Conference paper

On the Distribution of Traffic Volumes in the Internet and its Implications

Submitted by richard on Fri, 06/28/2019 - 10:23
Proc IEEE Infocom

This paper updates previous work on fitting traffic profiles. We use more modern statistical techniques to question (and refute) previous assumptions about heavy tails in statistics. In this case we believe that the best fit for traffic volume per unit time is the log-normal distribution. Tail distributions an have big impacts for capacity planning and for prediction of pricing (say 95th percentile).

FLICK: Developing and Running Application-Specific Network Services

Submitted by richard on Sun, 07/10/2016 - 14:55
USENIX ATC

This paper describes a system for middleboxes that process application level data -- that is reconstructed TCP flows not packets. The system consists of three parts:
1) A language specific to middleboxes that can quickly express data formats and how to process them but in a "safe" way that allows middleboxes to co-exist on the same physical hardware.
2) An abstraction, the task graph, that breaks middlebox logic into small, parallelisable logical units (tasks) connected by channels through which data flows.
3) A system that allows the compiled code to execute in a performant way.

Multichannel Cross-Layer Routing for Sensor Networks

Submitted by richard on Mon, 04/25/2016 - 13:57
Proc. of International Conference on Telecommunications

This paper looks at a new way to use multiple channels in ad-hoc sensor networks. It consists of two parts:
1) A protocol that allows a node, when sent a particular message, to attempt to change channel (reliably with a fall-back if the new channel is subject to interference).
2) An algorithm run at a single "command" node that selects which nodes should change channel according to a graph colouring problem.

The work is tested in simulation using Cooja (which simulates Contiki based sensor nodes).

A longitudinal analysis of Internet rate limitations

Submitted by richard on Wed, 01/22/2014 - 20:37
Proceedings of INFOCOM

This paper looks at when TCP is "not" TCP by analysis of five years of data on a Japanese data set. That is to say, when TCP throughput is limited by mechanisms other than traditional TCP rate control (loss or delay in the network feedback causing a reduction in window size).

Other mechanisms are important:
1) Application limiting where the sender "dribbles" out data more slowly, for example in the way that you tube does, to reduce their bandwidth.
2) Window size limitations -- where hosts have an OS built in limitation on how large the TCP window can be.
3) Middle box/receiver window tweaking -- where the receiver or (more likely) a middle box tweaks the advertised window size to reduce throughput.

It is found that in the traces studied these three mechanisms account for more than half the packets. The traces include data from well known sites such as YouTube and it seems likely that the findings are more general than just applicability to this particular trace set.

In general this paper finds that TCP in the wild is not behaving in the way it is traditionally taught... by a variety of mechanisms, TCP is not "filling a pipe" and "controlled by loss"... other mechanisms are at play beyond traditional TCP congestion control.

Balancing by PREFLEX: Congestion Aware Traffic Engineering

Submitted by richard on Sun, 10/27/2013 - 00:59
Networking 2011, Lecture Notes in Computer Science (6641)

This paper considers the problem of balancing traffic across network egresses. It achieves a workable solution using a scalable packet market scheme which couples end-hosts controlling their own connection with an overall controller which can select routes appropriately for each flow.

The flows are balanced to seek paths which minimise loss.

§ **Entries supplied**:
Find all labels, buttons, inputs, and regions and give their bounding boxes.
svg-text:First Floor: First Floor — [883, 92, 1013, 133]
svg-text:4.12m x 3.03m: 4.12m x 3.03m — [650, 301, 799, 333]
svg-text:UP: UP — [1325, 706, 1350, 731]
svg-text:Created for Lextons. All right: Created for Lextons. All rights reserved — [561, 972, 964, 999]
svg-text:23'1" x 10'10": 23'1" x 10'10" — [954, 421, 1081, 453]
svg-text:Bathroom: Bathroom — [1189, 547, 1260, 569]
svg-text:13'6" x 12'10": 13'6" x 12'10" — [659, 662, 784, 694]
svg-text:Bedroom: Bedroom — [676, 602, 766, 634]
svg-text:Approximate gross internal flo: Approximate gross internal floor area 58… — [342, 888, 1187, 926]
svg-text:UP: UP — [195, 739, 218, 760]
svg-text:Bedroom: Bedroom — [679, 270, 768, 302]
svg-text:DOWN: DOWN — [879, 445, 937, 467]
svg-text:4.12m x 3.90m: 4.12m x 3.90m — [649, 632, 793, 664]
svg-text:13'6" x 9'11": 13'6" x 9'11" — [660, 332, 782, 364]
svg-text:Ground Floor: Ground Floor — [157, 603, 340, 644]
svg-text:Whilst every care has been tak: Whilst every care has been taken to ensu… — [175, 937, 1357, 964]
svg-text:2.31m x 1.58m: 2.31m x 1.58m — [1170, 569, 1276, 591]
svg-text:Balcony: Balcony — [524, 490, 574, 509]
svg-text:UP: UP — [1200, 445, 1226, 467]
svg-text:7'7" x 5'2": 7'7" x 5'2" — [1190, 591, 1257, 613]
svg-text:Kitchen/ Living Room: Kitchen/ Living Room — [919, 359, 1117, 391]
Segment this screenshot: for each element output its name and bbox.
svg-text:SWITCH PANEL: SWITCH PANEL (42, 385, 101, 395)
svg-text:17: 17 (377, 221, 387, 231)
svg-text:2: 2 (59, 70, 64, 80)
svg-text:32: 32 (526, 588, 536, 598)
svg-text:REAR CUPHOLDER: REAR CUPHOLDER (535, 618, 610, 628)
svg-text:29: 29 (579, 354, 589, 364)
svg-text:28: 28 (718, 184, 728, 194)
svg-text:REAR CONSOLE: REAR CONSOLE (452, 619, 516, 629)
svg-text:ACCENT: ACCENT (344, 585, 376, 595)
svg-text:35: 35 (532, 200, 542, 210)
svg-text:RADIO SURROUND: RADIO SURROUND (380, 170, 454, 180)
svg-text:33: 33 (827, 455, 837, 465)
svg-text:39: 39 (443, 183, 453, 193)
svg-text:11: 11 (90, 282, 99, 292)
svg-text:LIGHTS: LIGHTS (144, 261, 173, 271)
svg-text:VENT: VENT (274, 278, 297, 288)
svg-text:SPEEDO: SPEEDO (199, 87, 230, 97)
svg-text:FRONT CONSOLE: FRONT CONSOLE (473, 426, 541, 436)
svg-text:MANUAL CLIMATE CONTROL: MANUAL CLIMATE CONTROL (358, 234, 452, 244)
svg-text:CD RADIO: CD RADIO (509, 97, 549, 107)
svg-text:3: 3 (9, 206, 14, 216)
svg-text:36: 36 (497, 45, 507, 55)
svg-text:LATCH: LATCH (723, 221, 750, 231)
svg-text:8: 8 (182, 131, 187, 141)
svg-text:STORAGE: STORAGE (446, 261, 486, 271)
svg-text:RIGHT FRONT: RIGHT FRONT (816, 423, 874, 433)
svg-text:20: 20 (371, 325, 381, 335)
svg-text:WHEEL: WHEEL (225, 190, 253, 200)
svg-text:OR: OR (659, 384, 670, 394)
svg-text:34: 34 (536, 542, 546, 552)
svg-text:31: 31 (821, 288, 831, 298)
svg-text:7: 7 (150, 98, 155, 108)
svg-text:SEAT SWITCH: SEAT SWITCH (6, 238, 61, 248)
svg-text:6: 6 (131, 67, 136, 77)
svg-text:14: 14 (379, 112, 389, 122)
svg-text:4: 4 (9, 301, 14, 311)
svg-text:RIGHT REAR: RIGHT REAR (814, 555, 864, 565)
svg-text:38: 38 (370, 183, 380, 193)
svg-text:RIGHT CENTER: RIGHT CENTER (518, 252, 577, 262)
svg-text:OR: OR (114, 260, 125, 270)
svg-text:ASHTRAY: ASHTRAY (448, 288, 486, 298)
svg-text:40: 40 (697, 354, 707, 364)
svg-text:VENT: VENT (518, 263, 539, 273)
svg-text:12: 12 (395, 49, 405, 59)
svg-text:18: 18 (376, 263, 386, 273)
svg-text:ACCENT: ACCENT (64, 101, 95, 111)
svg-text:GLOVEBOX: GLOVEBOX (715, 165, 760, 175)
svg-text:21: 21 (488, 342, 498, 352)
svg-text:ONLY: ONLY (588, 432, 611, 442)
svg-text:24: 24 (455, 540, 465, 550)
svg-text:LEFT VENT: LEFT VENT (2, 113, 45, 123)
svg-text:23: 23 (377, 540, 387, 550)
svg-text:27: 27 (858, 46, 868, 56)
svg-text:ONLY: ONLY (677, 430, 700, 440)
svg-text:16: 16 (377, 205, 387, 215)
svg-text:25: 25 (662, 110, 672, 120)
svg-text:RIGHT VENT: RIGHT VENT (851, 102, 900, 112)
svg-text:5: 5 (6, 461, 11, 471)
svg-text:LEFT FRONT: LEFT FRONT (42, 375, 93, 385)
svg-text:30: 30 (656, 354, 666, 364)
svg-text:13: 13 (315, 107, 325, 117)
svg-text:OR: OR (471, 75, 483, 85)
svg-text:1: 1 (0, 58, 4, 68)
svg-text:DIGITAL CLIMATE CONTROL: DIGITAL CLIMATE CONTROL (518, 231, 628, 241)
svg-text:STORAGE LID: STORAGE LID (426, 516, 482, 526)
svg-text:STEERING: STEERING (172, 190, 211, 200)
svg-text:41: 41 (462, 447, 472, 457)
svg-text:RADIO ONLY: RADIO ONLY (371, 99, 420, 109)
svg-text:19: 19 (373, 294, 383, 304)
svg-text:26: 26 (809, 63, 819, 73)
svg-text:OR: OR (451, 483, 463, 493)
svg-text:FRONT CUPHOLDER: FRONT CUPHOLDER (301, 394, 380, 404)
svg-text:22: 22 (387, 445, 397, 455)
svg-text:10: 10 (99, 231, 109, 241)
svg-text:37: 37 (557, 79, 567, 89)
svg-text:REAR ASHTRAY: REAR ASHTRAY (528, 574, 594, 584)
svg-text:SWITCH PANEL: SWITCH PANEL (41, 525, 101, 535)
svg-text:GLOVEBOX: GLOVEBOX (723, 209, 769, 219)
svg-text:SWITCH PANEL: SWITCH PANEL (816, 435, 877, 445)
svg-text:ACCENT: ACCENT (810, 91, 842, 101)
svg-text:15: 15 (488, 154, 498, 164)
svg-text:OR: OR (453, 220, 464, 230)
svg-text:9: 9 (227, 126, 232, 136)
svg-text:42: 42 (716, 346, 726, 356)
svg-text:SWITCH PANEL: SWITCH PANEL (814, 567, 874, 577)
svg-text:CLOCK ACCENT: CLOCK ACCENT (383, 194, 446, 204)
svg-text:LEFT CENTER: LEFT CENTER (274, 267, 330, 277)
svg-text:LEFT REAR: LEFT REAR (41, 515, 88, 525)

§ **Work task 1**:
Retype the conference paper summaries above from "Submitted by richard on Mon, 04/25/2016" down to "graph colouring problem." without changing anything.
§ **Work task 2**:
List the titles of all the papers described in the conference paper summaries.
§ **Work task 3**:
In the conference paper summaries, what simulator was used to test the multichannel cross-layer routing work for sensor networks?

§ **Task output 1**:
Submitted by richard on Mon, 04/25/2016 - 13:57
Proc. of International Conference on Telecommunications

This paper looks at a new way to use multiple channels in ad-hoc sensor networks. It consists of two parts:
1) A protocol that allows a node, when sent a particular message, to attempt to change channel (reliably with a fall-back if the new channel is subject to interference).
2) An algorithm run at a single "command" node that selects which nodes should change channel according to a graph colouring problem.

§ **Task output 2**:
- On the Distribution of Traffic Volumes in the Internet and its Implications
- FLICK: Developing and Running Application-Specific Network Services
- Multichannel Cross-Layer Routing for Sensor Networks
- A longitudinal analysis of Internet rate limitations
- Balancing by PREFLEX: Congestion Aware Traffic Engineering

§ **Task output 3**:
Cooja, which simulates Contiki based sensor nodes.